Determine the number of lines in these entries that hold the word "zoom". Give the number and nothing more.

═══ INPUT

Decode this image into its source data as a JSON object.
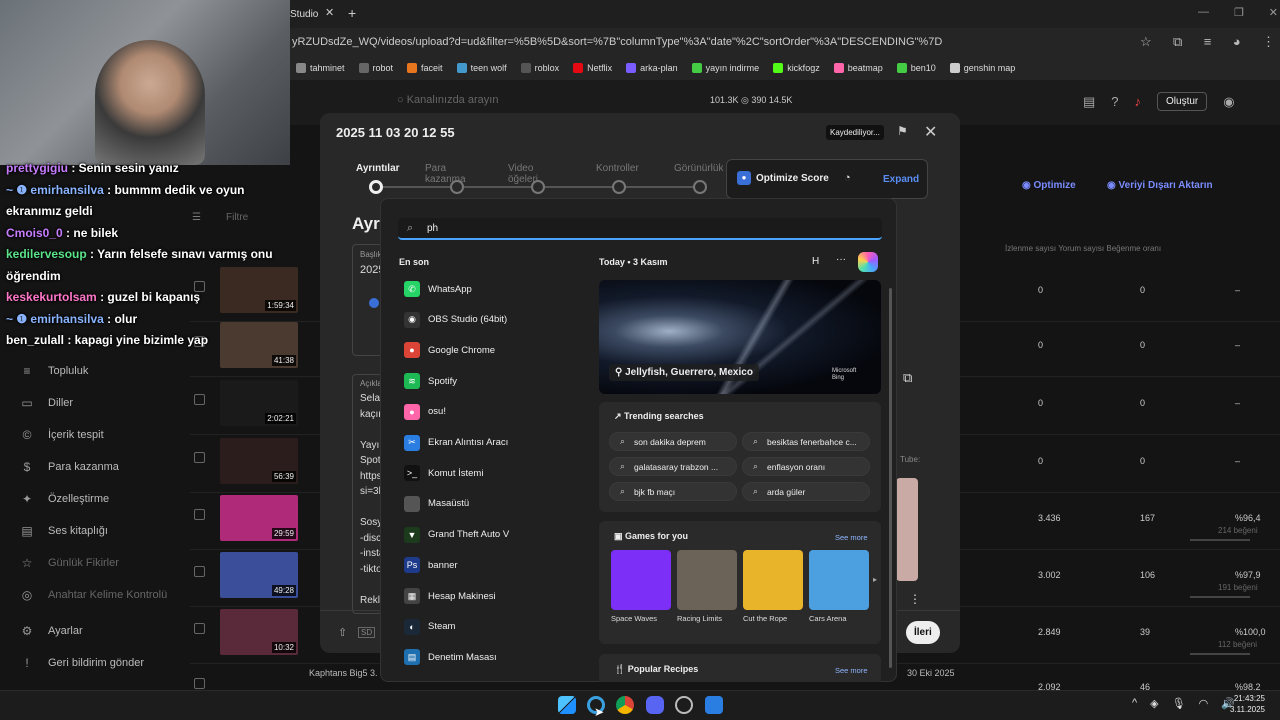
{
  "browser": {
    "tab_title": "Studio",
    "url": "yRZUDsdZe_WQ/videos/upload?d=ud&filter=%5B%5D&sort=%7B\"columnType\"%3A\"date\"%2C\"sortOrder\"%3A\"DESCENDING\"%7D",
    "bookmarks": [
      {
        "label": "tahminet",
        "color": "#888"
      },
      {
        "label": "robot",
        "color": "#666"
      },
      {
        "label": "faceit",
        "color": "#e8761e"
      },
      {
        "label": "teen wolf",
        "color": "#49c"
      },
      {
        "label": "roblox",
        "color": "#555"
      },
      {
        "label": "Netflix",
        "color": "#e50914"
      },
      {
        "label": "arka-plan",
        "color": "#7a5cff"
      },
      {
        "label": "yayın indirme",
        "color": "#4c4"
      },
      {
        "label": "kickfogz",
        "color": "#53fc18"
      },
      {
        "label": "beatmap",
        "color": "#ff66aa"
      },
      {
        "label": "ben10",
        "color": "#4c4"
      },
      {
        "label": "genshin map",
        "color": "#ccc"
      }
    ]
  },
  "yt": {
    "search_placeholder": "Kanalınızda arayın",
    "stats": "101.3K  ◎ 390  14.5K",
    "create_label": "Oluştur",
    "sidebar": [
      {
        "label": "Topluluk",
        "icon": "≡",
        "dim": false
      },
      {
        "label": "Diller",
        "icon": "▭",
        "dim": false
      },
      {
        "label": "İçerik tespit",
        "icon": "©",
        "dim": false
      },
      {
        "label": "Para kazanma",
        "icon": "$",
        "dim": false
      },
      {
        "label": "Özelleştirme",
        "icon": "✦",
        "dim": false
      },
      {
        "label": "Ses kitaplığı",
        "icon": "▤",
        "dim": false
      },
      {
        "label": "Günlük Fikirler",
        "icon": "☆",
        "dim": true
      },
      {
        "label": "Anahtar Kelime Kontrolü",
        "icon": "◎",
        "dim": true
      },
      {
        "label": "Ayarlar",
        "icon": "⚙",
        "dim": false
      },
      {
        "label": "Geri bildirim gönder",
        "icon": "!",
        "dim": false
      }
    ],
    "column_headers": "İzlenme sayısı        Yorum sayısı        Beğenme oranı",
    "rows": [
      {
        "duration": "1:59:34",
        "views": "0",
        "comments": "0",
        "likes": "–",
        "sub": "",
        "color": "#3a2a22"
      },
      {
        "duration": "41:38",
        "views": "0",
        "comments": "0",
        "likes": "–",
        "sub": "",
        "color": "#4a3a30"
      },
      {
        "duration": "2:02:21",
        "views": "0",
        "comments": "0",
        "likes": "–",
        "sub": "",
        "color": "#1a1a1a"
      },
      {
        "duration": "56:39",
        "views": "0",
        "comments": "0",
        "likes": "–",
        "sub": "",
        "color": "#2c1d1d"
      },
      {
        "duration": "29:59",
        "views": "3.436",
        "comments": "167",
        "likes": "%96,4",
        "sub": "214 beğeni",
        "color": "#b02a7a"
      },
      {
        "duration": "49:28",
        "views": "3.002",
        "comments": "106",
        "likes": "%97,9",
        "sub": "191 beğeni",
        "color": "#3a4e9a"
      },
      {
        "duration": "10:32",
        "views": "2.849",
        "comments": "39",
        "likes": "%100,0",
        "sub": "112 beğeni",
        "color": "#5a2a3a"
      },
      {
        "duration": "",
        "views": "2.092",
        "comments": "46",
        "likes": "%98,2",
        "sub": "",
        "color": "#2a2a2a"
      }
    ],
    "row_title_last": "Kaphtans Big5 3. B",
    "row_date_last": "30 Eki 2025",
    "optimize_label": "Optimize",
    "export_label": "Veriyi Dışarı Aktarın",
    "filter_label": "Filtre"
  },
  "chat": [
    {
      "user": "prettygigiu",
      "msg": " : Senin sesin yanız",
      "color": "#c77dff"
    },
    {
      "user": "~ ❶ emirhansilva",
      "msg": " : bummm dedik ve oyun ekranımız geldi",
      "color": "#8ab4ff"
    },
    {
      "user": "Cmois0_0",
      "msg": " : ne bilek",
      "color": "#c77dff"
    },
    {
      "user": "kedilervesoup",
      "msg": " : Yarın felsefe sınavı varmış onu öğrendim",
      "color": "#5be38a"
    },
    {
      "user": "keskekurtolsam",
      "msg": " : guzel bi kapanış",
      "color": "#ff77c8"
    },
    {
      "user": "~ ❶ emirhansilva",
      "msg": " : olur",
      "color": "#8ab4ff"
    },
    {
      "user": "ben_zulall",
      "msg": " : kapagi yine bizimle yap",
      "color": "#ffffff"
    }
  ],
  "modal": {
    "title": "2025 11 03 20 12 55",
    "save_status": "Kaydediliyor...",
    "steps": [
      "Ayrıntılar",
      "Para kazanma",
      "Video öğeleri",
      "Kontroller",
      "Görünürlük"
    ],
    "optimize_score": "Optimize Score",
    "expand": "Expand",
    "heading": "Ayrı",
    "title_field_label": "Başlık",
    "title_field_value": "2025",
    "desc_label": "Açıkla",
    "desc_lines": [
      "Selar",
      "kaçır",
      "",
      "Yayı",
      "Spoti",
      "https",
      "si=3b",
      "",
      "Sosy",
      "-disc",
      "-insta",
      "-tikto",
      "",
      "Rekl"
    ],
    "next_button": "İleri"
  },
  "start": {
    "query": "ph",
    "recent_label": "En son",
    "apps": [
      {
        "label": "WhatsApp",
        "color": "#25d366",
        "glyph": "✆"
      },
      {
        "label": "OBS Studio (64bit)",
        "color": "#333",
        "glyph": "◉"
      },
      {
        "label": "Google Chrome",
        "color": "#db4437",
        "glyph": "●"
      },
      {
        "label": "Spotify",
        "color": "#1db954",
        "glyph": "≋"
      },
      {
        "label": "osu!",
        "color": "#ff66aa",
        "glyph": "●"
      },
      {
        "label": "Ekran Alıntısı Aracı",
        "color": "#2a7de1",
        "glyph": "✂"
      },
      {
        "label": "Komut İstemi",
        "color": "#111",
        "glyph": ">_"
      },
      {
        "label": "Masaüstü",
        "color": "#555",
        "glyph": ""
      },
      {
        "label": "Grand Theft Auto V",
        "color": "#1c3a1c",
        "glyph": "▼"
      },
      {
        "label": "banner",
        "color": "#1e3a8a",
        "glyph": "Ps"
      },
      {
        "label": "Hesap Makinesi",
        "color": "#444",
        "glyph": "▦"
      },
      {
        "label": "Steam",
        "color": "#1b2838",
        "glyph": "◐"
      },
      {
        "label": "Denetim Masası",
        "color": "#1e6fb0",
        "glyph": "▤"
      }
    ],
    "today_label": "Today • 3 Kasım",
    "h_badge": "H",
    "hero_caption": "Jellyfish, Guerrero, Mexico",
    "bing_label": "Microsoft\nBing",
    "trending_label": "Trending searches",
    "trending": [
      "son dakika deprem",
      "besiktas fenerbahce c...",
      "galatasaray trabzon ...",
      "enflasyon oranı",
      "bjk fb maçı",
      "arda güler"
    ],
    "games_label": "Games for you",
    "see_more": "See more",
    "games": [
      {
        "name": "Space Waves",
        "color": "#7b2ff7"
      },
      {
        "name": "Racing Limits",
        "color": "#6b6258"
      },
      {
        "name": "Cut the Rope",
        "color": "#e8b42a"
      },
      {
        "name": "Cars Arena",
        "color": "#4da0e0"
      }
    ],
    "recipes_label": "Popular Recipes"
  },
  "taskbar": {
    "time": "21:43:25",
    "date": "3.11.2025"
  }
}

══════
═══ INPUT

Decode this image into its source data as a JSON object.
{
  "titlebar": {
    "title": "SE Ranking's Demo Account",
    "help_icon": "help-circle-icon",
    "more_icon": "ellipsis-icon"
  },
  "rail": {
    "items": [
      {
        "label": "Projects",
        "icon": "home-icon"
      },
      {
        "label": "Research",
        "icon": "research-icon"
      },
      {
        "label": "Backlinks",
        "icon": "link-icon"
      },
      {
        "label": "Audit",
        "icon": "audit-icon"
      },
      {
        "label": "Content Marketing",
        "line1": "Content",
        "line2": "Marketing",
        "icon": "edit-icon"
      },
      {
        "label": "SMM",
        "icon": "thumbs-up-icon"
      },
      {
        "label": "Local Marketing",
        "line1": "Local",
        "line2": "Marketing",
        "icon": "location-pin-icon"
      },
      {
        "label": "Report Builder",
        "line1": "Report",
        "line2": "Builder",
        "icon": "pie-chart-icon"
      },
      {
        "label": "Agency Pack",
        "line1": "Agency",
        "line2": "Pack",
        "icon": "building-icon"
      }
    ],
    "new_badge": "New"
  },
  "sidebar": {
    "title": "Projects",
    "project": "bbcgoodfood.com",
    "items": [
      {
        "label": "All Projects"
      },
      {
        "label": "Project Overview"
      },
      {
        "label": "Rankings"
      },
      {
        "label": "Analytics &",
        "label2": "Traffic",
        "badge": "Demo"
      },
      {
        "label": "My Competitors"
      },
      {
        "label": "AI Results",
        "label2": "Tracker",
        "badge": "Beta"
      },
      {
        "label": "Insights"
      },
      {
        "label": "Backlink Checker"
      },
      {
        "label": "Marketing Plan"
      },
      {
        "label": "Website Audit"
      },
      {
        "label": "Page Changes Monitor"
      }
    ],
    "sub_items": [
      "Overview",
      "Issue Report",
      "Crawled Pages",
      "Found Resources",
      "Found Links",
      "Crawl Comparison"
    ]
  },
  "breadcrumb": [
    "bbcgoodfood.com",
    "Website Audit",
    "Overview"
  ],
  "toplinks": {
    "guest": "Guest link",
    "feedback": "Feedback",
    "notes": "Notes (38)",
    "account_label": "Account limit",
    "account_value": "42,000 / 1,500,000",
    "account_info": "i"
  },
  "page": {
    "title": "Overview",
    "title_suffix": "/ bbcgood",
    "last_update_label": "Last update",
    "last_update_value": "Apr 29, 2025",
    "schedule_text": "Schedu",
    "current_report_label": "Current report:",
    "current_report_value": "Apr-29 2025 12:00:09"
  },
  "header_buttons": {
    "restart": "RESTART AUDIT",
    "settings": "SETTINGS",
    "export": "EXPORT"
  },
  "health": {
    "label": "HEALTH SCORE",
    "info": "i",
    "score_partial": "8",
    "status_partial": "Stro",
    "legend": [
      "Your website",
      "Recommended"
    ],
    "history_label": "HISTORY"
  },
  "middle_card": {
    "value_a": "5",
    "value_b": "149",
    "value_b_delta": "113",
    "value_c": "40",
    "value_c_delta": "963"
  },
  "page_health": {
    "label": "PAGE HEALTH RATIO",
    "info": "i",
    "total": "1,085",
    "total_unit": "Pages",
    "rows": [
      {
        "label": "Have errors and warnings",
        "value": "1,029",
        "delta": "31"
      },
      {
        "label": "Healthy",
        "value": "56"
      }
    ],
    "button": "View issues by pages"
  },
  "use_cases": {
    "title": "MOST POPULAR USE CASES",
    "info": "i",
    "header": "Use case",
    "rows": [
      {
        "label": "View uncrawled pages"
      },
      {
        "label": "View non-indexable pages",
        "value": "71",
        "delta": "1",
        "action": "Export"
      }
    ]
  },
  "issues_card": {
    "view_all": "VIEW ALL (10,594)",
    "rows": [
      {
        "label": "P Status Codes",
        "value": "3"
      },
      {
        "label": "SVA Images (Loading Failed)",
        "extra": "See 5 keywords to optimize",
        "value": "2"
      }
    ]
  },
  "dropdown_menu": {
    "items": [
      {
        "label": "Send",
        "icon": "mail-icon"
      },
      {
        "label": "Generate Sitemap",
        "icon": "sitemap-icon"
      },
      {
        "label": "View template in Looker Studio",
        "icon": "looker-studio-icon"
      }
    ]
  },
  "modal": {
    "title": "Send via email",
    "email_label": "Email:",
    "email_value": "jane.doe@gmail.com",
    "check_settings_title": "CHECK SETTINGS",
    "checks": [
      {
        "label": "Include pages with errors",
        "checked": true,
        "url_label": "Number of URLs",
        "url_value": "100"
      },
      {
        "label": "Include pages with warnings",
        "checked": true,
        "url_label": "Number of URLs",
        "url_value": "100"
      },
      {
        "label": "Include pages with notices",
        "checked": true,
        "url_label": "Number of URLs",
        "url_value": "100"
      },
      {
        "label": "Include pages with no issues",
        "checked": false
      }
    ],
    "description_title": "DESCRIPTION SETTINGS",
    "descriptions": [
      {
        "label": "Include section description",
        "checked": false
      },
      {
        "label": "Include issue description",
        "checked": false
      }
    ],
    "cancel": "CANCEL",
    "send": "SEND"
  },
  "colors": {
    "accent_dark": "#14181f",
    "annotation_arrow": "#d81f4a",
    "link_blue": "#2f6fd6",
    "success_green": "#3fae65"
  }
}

══════
═══ INPUT

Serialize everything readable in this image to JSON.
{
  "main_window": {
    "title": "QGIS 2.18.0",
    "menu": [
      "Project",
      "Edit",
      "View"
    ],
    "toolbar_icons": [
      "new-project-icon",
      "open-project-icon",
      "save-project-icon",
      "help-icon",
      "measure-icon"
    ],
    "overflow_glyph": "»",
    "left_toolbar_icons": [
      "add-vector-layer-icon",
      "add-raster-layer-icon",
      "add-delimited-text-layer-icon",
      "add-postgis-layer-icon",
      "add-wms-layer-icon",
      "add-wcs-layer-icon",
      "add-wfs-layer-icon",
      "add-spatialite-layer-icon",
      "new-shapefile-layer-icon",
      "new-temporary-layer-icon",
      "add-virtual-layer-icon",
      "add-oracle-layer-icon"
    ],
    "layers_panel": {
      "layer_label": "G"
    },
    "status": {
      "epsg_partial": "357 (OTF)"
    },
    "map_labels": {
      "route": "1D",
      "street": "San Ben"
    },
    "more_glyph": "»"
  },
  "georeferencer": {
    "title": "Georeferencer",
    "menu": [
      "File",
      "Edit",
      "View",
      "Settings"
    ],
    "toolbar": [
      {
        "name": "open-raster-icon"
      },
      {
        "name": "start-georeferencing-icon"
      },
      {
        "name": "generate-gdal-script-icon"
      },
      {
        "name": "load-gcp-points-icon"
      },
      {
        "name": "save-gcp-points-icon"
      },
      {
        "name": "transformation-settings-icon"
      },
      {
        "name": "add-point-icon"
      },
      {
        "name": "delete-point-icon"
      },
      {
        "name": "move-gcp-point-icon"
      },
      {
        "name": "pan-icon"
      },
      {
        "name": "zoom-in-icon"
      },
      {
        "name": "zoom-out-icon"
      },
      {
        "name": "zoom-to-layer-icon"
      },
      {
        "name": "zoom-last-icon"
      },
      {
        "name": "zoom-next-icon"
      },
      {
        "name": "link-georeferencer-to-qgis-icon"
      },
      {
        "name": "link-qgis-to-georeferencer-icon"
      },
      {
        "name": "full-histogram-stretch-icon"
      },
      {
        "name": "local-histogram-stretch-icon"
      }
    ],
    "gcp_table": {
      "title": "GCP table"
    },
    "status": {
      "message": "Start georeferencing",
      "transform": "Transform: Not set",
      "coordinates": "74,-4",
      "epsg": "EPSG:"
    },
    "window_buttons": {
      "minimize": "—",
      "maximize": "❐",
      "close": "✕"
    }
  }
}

══════

> _FULL OUTPUT_
5